• _Directions_
Below is a set of records; restate each one word for word.
--------------------------------
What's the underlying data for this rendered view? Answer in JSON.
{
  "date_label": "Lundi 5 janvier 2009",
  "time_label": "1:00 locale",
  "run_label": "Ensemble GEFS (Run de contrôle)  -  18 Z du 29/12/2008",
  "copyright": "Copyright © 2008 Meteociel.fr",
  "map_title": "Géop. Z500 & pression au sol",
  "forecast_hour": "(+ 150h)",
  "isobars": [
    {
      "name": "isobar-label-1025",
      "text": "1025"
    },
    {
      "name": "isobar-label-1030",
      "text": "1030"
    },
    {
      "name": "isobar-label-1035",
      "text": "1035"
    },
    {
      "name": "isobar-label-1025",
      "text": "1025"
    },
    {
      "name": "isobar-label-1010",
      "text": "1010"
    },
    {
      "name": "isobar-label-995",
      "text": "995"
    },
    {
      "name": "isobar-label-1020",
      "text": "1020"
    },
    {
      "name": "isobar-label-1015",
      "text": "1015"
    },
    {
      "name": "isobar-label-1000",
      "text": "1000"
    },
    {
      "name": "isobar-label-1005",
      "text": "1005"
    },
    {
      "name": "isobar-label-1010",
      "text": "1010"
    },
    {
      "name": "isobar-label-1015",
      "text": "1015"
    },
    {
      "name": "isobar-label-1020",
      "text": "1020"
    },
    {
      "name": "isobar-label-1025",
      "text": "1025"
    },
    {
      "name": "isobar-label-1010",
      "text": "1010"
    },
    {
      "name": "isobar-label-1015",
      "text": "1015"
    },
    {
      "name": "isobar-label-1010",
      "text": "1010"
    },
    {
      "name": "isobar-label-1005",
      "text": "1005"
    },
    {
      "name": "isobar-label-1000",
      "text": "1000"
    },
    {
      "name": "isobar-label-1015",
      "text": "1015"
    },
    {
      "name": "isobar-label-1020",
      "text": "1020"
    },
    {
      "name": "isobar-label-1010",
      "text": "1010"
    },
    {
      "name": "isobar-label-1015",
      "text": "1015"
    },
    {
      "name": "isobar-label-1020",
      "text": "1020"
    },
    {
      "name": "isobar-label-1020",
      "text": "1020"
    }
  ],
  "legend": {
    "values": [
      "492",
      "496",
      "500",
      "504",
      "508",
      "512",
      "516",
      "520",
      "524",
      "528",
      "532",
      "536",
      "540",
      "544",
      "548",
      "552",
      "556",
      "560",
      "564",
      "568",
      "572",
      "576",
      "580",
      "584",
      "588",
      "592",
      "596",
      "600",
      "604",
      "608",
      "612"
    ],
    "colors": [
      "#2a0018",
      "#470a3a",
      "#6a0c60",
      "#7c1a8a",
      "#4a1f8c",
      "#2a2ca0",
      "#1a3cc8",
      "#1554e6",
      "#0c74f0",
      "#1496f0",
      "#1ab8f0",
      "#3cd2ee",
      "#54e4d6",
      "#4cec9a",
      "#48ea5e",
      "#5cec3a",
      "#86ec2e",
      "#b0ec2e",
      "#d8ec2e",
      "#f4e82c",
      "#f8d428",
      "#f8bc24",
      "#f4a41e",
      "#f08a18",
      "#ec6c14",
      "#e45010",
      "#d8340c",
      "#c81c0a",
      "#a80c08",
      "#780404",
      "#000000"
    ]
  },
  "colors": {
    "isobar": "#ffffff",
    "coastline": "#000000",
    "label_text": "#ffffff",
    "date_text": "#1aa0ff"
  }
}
--------------------------------
• _Task output_
What's the underlying data for this rendered view? Answer in JSON.
{
  "date_label": "Lundi 5 janvier 2009",
  "time_label": "1:00 locale",
  "run_label": "Ensemble GEFS (Run de contrôle)  -  18 Z du 29/12/2008",
  "copyright": "Copyright © 2008 Meteociel.fr",
  "map_title": "Géop. Z500 & pression au sol",
  "forecast_hour": "(+ 150h)",
  "isobars": [
    {
      "name": "isobar-label-1025",
      "text": "1025"
    },
    {
      "name": "isobar-label-1030",
      "text": "1030"
    },
    {
      "name": "isobar-label-1035",
      "text": "1035"
    },
    {
      "name": "isobar-label-1025",
      "text": "1025"
    },
    {
      "name": "isobar-label-1010",
      "text": "1010"
    },
    {
      "name": "isobar-label-995",
      "text": "995"
    },
    {
      "name": "isobar-label-1020",
      "text": "1020"
    },
    {
      "name": "isobar-label-1015",
      "text": "1015"
    },
    {
      "name": "isobar-label-1000",
      "text": "1000"
    },
    {
      "name": "isobar-label-1005",
      "text": "1005"
    },
    {
      "name": "isobar-label-1010",
      "text": "1010"
    },
    {
      "name": "isobar-label-1015",
      "text": "1015"
    },
    {
      "name": "isobar-label-1020",
      "text": "1020"
    },
    {
      "name": "isobar-label-1025",
      "text": "1025"
    },
    {
      "name": "isobar-label-1010",
      "text": "1010"
    },
    {
      "name": "isobar-label-1015",
      "text": "1015"
    },
    {
      "name": "isobar-label-1010",
      "text": "1010"
    },
    {
      "name": "isobar-label-1005",
      "text": "1005"
    },
    {
      "name": "isobar-label-1000",
      "text": "1000"
    },
    {
      "name": "isobar-label-1015",
      "text": "1015"
    },
    {
      "name": "isobar-label-1020",
      "text": "1020"
    },
    {
      "name": "isobar-label-1010",
      "text": "1010"
    },
    {
      "name": "isobar-label-1015",
      "text": "1015"
    },
    {
      "name": "isobar-label-1020",
      "text": "1020"
    },
    {
      "name": "isobar-label-1020",
      "text": "1020"
    }
  ],
  "legend": {
    "values": [
      "492",
      "496",
      "500",
      "504",
      "508",
      "512",
      "516",
      "520",
      "524",
      "528",
      "532",
      "536",
      "540",
      "544",
      "548",
      "552",
      "556",
      "560",
      "564",
      "568",
      "572",
      "576",
      "580",
      "584",
      "588",
      "592",
      "596",
      "600",
      "604",
      "608",
      "612"
    ],
    "colors": [
      "#2a0018",
      "#470a3a",
      "#6a0c60",
      "#7c1a8a",
      "#4a1f8c",
      "#2a2ca0",
      "#1a3cc8",
      "#1554e6",
      "#0c74f0",
      "#1496f0",
      "#1ab8f0",
      "#3cd2ee",
      "#54e4d6",
      "#4cec9a",
      "#48ea5e",
      "#5cec3a",
      "#86ec2e",
      "#b0ec2e",
      "#d8ec2e",
      "#f4e82c",
      "#f8d428",
      "#f8bc24",
      "#f4a41e",
      "#f08a18",
      "#ec6c14",
      "#e45010",
      "#d8340c",
      "#c81c0a",
      "#a80c08",
      "#780404",
      "#000000"
    ]
  },
  "colors": {
    "isobar": "#ffffff",
    "coastline": "#000000",
    "label_text": "#ffffff",
    "date_text": "#1aa0ff"
  }
}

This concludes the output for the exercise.